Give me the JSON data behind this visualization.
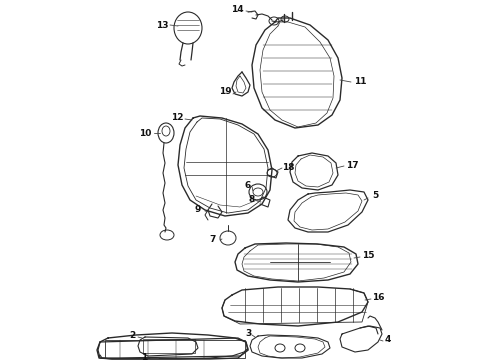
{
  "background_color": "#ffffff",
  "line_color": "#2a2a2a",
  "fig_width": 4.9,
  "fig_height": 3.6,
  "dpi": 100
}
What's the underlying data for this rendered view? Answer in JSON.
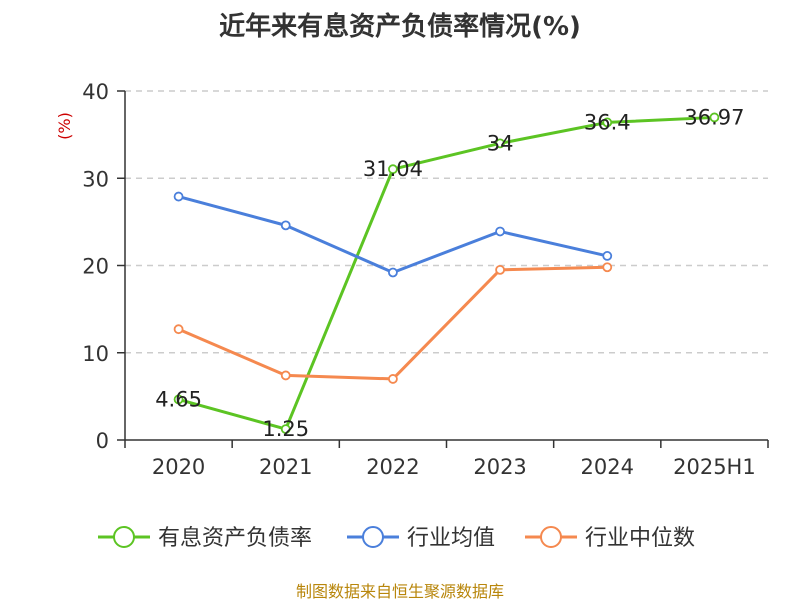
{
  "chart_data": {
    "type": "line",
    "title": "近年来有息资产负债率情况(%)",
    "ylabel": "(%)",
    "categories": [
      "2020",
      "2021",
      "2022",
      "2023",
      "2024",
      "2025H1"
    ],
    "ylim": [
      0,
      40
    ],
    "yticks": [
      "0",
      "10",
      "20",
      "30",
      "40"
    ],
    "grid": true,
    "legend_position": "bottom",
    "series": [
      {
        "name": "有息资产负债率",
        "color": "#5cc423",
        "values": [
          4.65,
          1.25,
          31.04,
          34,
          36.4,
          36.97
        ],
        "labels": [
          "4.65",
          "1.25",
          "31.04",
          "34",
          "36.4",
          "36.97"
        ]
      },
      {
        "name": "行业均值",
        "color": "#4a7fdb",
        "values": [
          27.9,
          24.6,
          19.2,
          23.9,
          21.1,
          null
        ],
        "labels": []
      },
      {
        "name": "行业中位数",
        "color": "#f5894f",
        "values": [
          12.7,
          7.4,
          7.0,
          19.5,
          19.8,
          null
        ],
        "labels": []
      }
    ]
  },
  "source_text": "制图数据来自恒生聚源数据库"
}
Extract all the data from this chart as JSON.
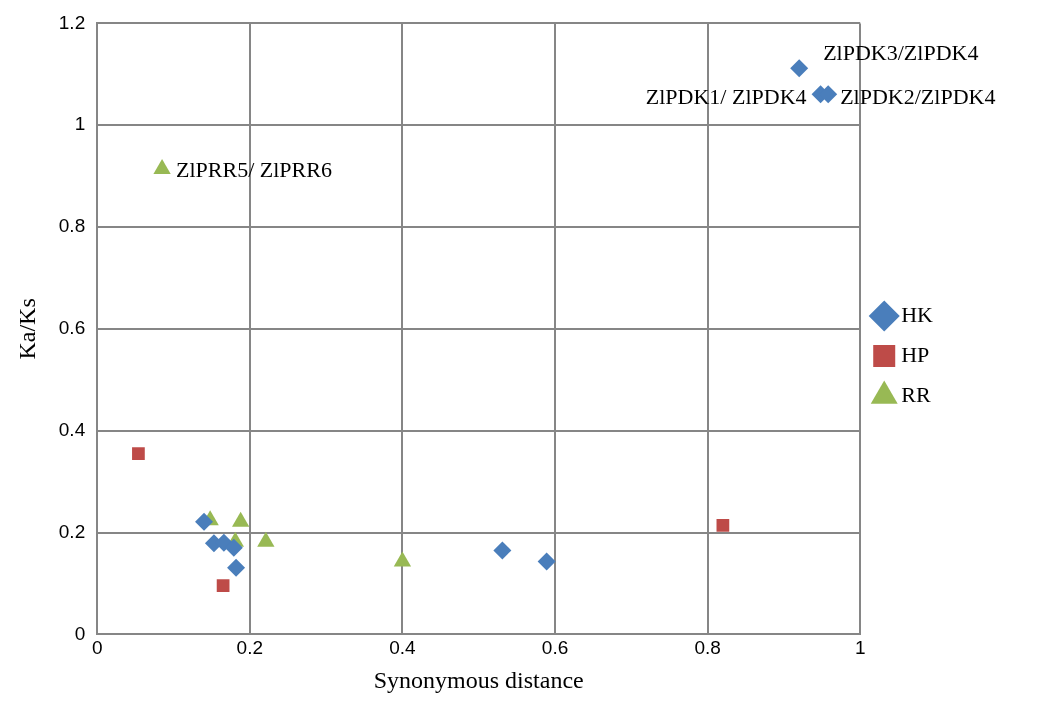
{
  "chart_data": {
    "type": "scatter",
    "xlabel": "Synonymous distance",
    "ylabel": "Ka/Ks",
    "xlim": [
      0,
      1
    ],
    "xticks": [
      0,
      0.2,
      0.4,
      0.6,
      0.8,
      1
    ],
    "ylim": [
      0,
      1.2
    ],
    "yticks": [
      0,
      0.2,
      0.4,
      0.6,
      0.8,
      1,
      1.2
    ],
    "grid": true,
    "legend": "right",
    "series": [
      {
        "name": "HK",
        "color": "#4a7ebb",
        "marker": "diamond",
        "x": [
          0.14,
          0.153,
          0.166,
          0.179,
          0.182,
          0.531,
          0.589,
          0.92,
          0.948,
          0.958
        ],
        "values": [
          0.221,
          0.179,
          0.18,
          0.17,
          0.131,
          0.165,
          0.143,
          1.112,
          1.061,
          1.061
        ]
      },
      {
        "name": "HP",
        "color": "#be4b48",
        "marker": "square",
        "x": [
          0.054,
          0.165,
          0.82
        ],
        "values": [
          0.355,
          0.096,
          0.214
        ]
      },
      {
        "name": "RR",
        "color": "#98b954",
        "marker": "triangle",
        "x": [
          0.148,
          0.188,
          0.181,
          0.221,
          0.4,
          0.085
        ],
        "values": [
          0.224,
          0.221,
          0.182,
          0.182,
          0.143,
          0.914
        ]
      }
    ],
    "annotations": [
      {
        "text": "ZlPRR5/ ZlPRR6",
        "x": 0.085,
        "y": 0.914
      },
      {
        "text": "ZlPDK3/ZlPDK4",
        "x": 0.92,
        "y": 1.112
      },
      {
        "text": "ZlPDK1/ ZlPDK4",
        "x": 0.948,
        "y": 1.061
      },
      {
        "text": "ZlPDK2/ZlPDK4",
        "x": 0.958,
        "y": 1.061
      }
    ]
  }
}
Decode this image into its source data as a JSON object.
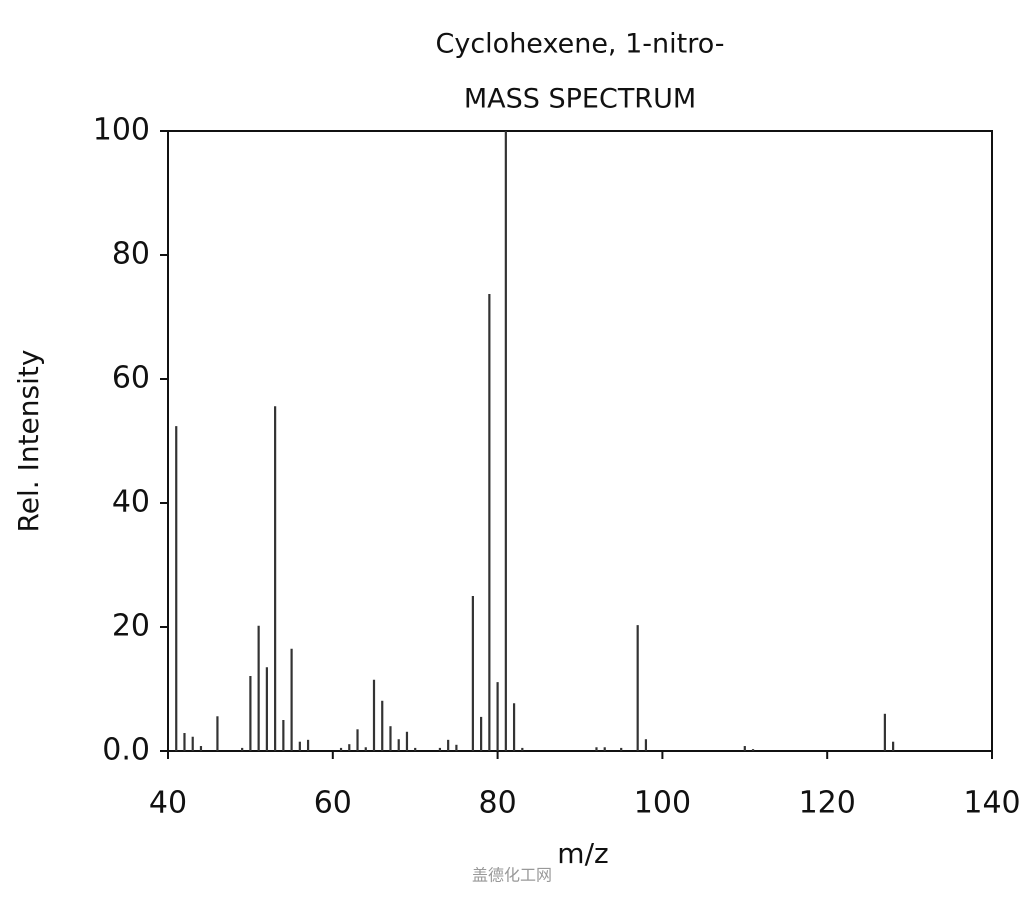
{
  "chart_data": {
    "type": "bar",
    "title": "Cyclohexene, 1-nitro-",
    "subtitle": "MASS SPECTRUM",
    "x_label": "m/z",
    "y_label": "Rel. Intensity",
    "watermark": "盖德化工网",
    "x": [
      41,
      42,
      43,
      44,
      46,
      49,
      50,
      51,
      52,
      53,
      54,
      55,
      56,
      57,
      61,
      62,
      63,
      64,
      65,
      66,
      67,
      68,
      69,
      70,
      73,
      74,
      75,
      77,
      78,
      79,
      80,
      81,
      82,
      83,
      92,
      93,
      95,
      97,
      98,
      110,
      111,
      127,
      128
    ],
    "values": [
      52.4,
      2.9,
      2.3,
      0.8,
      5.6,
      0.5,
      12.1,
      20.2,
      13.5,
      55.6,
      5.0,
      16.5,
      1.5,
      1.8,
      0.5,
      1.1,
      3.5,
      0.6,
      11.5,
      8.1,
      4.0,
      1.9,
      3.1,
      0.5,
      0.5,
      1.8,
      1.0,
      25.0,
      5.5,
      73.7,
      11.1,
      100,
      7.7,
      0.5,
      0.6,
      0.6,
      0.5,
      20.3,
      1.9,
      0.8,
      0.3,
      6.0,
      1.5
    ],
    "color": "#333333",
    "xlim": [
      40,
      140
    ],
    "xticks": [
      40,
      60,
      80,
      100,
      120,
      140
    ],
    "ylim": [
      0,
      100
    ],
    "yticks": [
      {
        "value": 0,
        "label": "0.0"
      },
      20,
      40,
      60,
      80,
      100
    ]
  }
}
──────
▸ DIRECTIONS FOR THIS TASK
Without the pictures, repeat all the records word for word.

▸ RESULT
Give me the JSON data behind this visualization.
{
  "background_color": "#ffffff",
  "line_color": "#2a2a2a",
  "fig_width": 4.9,
  "fig_height": 3.6,
  "dpi": 100
}
What's the underlying data for this rendered view? Answer in JSON.
{
  "chart_data": {
    "type": "line",
    "title": "近年来有息资产负债率情况(%)",
    "ylabel": "(%)",
    "categories": [
      "2020",
      "2021",
      "2022",
      "2023",
      "2024",
      "2025H1"
    ],
    "ylim": [
      0,
      40
    ],
    "yticks": [
      "0",
      "10",
      "20",
      "30",
      "40"
    ],
    "grid": true,
    "legend_position": "bottom",
    "series": [
      {
        "name": "有息资产负债率",
        "color": "#5cc423",
        "values": [
          4.65,
          1.25,
          31.04,
          34,
          36.4,
          36.97
        ],
        "labels": [
          "4.65",
          "1.25",
          "31.04",
          "34",
          "36.4",
          "36.97"
        ]
      },
      {
        "name": "行业均值",
        "color": "#4a7fdb",
        "values": [
          27.9,
          24.6,
          19.2,
          23.9,
          21.1,
          null
        ],
        "labels": []
      },
      {
        "name": "行业中位数",
        "color": "#f5894f",
        "values": [
          12.7,
          7.4,
          7.0,
          19.5,
          19.8,
          null
        ],
        "labels": []
      }
    ]
  },
  "source_text": "制图数据来自恒生聚源数据库"
}
Extract all the data from this chart as JSON.
{
  "chart_data": {
    "type": "scatter",
    "xlabel": "Synonymous distance",
    "ylabel": "Ka/Ks",
    "xlim": [
      0,
      1
    ],
    "xticks": [
      0,
      0.2,
      0.4,
      0.6,
      0.8,
      1
    ],
    "ylim": [
      0,
      1.2
    ],
    "yticks": [
      0,
      0.2,
      0.4,
      0.6,
      0.8,
      1,
      1.2
    ],
    "grid": true,
    "legend": "right",
    "series": [
      {
        "name": "HK",
        "color": "#4a7ebb",
        "marker": "diamond",
        "x": [
          0.14,
          0.153,
          0.166,
          0.179,
          0.182,
          0.531,
          0.589,
          0.92,
          0.948,
          0.958
        ],
        "values": [
          0.221,
          0.179,
          0.18,
          0.17,
          0.131,
          0.165,
          0.143,
          1.112,
          1.061,
          1.061
        ]
      },
      {
        "name": "HP",
        "color": "#be4b48",
        "marker": "square",
        "x": [
          0.054,
          0.165,
          0.82
        ],
        "values": [
          0.355,
          0.096,
          0.214
        ]
      },
      {
        "name": "RR",
        "color": "#98b954",
        "marker": "triangle",
        "x": [
          0.148,
          0.188,
          0.181,
          0.221,
          0.4,
          0.085
        ],
        "values": [
          0.224,
          0.221,
          0.182,
          0.182,
          0.143,
          0.914
        ]
      }
    ],
    "annotations": [
      {
        "text": "ZlPRR5/ ZlPRR6",
        "x": 0.085,
        "y": 0.914
      },
      {
        "text": "ZlPDK3/ZlPDK4",
        "x": 0.92,
        "y": 1.112
      },
      {
        "text": "ZlPDK1/ ZlPDK4",
        "x": 0.948,
        "y": 1.061
      },
      {
        "text": "ZlPDK2/ZlPDK4",
        "x": 0.958,
        "y": 1.061
      }
    ]
  }
}
Decode this image into its source data as a JSON object.
{
  "chart_data": {
    "type": "bar",
    "title": "Cyclohexene, 1-nitro-",
    "subtitle": "MASS SPECTRUM",
    "x_label": "m/z",
    "y_label": "Rel. Intensity",
    "watermark": "盖德化工网",
    "x": [
      41,
      42,
      43,
      44,
      46,
      49,
      50,
      51,
      52,
      53,
      54,
      55,
      56,
      57,
      61,
      62,
      63,
      64,
      65,
      66,
      67,
      68,
      69,
      70,
      73,
      74,
      75,
      77,
      78,
      79,
      80,
      81,
      82,
      83,
      92,
      93,
      95,
      97,
      98,
      110,
      111,
      127,
      128
    ],
    "values": [
      52.4,
      2.9,
      2.3,
      0.8,
      5.6,
      0.5,
      12.1,
      20.2,
      13.5,
      55.6,
      5.0,
      16.5,
      1.5,
      1.8,
      0.5,
      1.1,
      3.5,
      0.6,
      11.5,
      8.1,
      4.0,
      1.9,
      3.1,
      0.5,
      0.5,
      1.8,
      1.0,
      25.0,
      5.5,
      73.7,
      11.1,
      100,
      7.7,
      0.5,
      0.6,
      0.6,
      0.5,
      20.3,
      1.9,
      0.8,
      0.3,
      6.0,
      1.5
    ],
    "color": "#333333",
    "xlim": [
      40,
      140
    ],
    "xticks": [
      40,
      60,
      80,
      100,
      120,
      140
    ],
    "ylim": [
      0,
      100
    ],
    "yticks": [
      {
        "value": 0,
        "label": "0.0"
      },
      20,
      40,
      60,
      80,
      100
    ]
  }
}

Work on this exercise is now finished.